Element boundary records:
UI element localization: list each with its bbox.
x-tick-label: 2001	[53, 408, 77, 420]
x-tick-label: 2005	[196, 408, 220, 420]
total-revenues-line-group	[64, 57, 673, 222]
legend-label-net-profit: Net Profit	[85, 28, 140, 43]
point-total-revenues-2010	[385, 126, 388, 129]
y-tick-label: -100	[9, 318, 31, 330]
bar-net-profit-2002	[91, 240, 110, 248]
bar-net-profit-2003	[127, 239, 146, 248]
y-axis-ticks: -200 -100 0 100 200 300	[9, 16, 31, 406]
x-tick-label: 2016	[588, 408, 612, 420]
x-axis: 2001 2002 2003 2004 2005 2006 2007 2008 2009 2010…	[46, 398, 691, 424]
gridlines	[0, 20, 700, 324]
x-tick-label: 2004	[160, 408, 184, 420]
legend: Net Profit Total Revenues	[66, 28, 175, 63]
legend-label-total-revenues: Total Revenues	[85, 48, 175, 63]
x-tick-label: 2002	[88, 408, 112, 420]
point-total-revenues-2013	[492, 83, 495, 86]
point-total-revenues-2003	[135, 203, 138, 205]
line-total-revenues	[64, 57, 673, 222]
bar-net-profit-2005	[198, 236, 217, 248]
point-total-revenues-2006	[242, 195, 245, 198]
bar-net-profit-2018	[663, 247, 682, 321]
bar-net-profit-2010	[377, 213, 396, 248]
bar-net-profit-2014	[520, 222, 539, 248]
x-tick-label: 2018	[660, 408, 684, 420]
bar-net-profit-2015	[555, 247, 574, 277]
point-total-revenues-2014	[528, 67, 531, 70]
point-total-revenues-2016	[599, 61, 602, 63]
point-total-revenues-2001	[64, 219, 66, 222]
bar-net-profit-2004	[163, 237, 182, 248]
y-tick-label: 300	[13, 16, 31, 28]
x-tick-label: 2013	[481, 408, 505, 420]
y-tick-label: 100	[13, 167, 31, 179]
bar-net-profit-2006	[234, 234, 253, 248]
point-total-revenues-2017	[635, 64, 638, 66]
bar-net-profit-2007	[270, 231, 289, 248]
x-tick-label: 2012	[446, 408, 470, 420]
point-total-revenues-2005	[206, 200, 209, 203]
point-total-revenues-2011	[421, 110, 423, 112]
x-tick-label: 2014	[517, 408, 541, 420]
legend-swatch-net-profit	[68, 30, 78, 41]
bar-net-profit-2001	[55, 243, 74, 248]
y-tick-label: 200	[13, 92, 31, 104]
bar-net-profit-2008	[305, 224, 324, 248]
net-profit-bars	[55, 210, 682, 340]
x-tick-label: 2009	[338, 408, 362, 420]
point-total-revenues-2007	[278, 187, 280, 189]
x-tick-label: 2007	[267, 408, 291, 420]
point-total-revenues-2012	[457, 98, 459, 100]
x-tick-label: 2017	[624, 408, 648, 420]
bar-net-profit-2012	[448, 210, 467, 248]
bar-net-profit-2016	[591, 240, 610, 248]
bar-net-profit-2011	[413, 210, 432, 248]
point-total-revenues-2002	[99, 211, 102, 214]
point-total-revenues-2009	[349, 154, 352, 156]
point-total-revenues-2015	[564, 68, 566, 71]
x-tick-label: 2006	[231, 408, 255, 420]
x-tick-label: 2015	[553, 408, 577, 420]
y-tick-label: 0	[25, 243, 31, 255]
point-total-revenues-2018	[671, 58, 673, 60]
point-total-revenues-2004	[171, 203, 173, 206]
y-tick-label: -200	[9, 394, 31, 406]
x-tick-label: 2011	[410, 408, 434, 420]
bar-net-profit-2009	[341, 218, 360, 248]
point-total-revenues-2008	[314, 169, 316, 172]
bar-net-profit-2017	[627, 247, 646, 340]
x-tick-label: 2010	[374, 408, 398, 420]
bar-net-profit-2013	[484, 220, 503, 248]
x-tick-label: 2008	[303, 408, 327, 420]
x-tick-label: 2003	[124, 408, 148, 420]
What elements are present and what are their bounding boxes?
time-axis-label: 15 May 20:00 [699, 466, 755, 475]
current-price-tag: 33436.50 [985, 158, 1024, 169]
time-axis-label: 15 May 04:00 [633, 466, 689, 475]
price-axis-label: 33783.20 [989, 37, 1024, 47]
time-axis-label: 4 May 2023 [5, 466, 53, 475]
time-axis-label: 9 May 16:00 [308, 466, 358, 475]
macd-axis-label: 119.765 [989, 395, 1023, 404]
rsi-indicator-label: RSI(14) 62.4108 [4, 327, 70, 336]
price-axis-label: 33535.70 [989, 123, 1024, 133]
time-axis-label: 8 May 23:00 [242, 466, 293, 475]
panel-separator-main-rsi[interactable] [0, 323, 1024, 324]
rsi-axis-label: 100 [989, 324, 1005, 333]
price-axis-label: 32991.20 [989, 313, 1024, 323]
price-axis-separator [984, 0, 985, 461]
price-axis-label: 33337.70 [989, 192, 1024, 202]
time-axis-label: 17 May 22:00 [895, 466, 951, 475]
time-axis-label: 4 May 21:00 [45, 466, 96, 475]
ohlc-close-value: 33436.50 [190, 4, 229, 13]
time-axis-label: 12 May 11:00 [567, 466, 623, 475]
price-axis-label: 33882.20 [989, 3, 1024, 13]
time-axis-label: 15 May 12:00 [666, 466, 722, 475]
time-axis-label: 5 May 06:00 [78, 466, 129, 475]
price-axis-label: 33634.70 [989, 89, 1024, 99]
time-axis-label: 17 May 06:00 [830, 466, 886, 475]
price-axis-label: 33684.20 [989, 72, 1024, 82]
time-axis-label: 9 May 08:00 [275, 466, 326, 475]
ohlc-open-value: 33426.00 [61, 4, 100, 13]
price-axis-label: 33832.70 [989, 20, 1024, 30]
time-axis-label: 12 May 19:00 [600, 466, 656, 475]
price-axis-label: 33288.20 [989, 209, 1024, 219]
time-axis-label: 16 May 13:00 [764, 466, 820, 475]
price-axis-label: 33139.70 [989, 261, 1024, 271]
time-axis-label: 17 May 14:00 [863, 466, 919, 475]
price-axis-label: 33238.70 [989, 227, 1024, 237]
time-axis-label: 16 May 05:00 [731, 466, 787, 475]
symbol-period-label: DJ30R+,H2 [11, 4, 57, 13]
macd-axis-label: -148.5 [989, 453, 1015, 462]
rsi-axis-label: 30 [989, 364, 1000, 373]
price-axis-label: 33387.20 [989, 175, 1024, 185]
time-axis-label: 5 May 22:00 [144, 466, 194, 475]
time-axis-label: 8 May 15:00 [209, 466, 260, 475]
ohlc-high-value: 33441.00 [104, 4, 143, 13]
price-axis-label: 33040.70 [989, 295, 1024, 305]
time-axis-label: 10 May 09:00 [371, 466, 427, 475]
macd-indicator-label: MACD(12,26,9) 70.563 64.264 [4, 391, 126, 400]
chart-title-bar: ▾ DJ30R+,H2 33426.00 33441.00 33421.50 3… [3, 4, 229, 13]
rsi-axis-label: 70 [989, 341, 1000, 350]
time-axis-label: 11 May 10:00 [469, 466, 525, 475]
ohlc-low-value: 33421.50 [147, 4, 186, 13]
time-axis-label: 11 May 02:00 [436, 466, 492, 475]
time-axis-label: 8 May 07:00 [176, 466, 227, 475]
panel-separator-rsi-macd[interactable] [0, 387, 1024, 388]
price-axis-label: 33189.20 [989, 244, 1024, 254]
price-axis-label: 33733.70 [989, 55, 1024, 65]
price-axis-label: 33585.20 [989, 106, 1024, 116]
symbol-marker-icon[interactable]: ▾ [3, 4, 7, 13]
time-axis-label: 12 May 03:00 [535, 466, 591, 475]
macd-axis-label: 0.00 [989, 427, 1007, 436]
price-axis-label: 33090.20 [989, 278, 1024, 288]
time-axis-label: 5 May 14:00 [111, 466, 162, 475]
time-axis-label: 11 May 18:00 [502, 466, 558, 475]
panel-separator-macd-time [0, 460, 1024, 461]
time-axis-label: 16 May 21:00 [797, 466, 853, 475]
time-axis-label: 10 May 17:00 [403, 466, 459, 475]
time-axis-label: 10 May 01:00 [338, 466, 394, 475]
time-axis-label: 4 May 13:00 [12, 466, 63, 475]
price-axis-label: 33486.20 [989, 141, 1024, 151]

◆ **Exercise objective**
Rewrite the lines from the first one through the line containing "legend: Net Profit" as a Markdown table with the columns Row and Line, numbering each row and leaving out any blank lines.

◆ **Output**
| Row | Line |
|---|---|
| 1 | UI element localization: list each with its bbox. |
| 2 | x-tick-label: 2001	[53, 408, 77, 420] |
| 3 | x-tick-label: 2005	[196, 408, 220, 420] |
| 4 | total-revenues-line-group	[64, 57, 673, 222] |
| 5 | legend-label-net-profit: Net Profit	[85, 28, 140, 43] |
| 6 | point-total-revenues-2010	[385, 126, 388, 129] |
| 7 | y-tick-label: -100	[9, 318, 31, 330] |
| 8 | bar-net-profit-2002	[91, 240, 110, 248] |
| 9 | bar-net-profit-2003	[127, 239, 146, 248] |
| 10 | y-axis-ticks: -200 -100 0 100 200 300	[9, 16, 31, 406] |
| 11 | x-tick-label: 2016	[588, 408, 612, 420] |
| 12 | x-axis: 2001 2002 2003 2004 2005 2006 2007 2008 2009 2010…	[46, 398, 691, 424] |
| 13 | gridlines	[0, 20, 700, 324] |
| 14 | x-tick-label: 2004	[160, 408, 184, 420] |
| 15 | legend: Net Profit Total Revenues	[66, 28, 175, 63] |